__Excerpt provided__.
Aman () is the fifth Studio album by Lebanese singer Myriam Fares. It was released on January 5, 2015 by Myriam Music. The album combines elements of House and Techno with traditional and Oriental music, with the title track "Aman" remaking an old Andalusian song titled "Lamma Bada Yatathanna". 

The sixth single "Nifsi Aoulhalak" was largely successful, and has been played at global night clubs outside of the Middle East. The album garnered positive reviews from critics across the Middle East.

Background 
Myriam's fourth album Min Oyouni was released in 2011, and it was her first full-length Khaliji album. Aman featured several Khaljji tracks including the second single "Ana Gheir". In the album, Myriam performed in Lebanese, Egyptian and Khaliji accents.

Singles and music video 
The lead single, "Chou Bheb" a ballad song was released in February 2012 and was followed by "Ana Gheir" in December.

__Dataset records__.

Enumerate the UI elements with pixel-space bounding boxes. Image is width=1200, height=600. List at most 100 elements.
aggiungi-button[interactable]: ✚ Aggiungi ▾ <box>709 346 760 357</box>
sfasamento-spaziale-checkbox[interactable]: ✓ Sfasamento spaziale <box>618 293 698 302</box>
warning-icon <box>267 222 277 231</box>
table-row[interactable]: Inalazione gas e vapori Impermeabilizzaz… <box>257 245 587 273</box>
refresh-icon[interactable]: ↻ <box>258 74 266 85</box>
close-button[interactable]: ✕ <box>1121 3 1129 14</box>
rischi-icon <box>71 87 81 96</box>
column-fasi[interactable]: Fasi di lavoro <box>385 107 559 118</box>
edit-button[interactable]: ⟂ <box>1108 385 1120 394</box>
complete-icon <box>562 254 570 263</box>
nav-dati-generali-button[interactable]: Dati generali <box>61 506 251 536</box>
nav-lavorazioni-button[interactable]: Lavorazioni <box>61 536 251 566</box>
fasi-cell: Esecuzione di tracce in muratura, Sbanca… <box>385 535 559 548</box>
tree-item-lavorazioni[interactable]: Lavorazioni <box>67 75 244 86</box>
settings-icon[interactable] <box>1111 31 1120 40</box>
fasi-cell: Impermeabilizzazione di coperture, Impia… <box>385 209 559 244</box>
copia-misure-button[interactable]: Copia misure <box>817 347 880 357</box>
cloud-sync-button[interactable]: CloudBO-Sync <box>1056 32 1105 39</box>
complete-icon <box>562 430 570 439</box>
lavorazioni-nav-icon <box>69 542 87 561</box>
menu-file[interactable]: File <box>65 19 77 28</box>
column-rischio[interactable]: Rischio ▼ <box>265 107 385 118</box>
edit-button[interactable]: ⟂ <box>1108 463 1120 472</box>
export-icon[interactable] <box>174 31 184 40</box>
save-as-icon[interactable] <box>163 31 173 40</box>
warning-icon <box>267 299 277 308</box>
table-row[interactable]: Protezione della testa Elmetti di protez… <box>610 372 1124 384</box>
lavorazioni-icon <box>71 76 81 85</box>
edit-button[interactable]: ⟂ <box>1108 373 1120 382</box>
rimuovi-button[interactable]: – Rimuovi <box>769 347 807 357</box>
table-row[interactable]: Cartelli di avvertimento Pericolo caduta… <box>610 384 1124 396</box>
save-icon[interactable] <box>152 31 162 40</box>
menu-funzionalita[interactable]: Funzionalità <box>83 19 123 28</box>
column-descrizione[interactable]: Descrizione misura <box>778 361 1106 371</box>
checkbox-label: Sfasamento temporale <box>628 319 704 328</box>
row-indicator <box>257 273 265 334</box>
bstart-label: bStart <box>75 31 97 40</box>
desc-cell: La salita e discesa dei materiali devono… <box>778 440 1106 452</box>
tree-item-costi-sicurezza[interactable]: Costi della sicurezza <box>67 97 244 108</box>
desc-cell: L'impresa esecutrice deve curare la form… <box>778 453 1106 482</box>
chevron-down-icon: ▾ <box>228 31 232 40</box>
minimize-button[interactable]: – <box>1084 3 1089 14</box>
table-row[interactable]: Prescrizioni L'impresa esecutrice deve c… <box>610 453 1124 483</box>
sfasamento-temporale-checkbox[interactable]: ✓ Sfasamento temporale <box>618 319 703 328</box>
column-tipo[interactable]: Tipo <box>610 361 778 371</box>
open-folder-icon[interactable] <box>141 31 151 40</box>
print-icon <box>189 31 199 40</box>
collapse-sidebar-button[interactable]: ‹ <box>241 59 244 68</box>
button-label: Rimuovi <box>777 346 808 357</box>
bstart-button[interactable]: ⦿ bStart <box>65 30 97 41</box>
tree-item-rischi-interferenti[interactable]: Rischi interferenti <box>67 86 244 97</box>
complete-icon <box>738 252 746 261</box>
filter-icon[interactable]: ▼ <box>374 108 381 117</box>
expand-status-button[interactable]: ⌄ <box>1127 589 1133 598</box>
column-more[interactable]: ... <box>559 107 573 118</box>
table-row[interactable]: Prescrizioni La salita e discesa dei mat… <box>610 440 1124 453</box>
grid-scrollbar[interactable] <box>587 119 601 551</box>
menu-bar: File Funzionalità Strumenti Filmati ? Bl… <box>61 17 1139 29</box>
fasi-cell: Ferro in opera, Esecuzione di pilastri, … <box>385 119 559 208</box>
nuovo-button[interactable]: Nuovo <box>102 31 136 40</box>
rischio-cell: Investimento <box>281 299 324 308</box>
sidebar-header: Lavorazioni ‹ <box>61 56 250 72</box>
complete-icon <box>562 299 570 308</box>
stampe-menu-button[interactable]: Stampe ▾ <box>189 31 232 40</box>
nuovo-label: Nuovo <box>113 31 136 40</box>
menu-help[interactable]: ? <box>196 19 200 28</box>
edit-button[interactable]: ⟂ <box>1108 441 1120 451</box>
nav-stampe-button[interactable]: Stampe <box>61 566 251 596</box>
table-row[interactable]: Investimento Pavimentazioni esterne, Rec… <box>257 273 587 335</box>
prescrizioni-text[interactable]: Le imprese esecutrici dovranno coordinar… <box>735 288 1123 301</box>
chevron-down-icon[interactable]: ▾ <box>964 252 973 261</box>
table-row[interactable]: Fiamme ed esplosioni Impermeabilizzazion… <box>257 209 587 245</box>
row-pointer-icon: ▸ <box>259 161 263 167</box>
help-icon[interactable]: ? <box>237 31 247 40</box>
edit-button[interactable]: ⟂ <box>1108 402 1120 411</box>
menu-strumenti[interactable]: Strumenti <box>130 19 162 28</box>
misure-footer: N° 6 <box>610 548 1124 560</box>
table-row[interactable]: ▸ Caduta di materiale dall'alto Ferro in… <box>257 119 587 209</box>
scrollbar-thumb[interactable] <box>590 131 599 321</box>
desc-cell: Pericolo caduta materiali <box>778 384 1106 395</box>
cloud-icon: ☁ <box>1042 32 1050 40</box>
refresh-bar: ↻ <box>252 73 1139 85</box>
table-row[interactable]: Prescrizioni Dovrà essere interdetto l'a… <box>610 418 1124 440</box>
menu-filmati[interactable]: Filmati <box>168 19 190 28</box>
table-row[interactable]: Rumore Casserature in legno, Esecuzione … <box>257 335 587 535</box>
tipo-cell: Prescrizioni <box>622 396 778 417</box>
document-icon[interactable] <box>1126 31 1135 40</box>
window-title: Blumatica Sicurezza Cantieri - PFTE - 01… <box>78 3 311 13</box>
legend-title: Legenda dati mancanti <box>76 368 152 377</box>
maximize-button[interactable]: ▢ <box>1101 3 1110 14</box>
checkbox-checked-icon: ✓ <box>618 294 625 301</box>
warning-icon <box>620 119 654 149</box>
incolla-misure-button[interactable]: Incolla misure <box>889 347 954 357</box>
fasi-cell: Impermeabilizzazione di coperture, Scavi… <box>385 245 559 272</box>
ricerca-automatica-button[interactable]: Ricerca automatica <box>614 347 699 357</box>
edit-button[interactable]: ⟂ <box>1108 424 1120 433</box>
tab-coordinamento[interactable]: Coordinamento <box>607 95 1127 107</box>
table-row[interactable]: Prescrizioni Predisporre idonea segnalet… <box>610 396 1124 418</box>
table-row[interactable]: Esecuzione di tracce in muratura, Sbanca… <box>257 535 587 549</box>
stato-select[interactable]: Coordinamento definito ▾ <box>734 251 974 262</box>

__Task set__.
**1.** In the article on the album Aman, in what accents did Myriam perform?
**2.** Rewrite the passage of the article on the album Aman from "Aman () is the" to "and Khaliji accents.", swapping "critics" for "reviewers".
**3.** Extend the article on the album Aman beyond its last sentence.
The rows play no part in this work.

__Responses for each task__.
**1.** Lebanese, Egyptian and Khaliji accents.

**2.**
Aman () is the fifth Studio album by Lebanese singer Myriam Fares. It was released on January 5, 2015 by Myriam Music. The album combines elements of House and Techno with traditional and Oriental music, with the title track "Aman" remaking an old Andalusian song titled "Lamma Bada Yatathanna". 

The sixth single "Nifsi Aoulhalak" was largely successful, and has been played at global night clubs outside of the Middle East. The album garnered positive reviews from reviewers across the Middle East.

Background 
Myriam's fourth album Min Oyouni was released in 2011, and it was her first full-length Khaliji album. Aman featured several Khaljji tracks including the second single "Ana Gheir". In the album, Myriam performed in Lebanese, Egyptian and Khaliji accents.

**3.**
The third single "Halla Halla Ya Sabaya" was the opening theme for the TV show 'Sakan El Talebat' and was released in February 2013. The fourth single "Kifak Enta" was released in May 2013 alongside an official music video.

Track listing
 Nifsi Aoul'halak
 Deggou El Toboul
 Bizemmetak 
 Kifak Enta
 El Zeer
 Chou Bheb
 Gharrouk
 Halla Halla Ya Sabaya
 Sympatica 
 Ma Yani Noum
 Ghafi
 Ana Gheir (Teraggemni)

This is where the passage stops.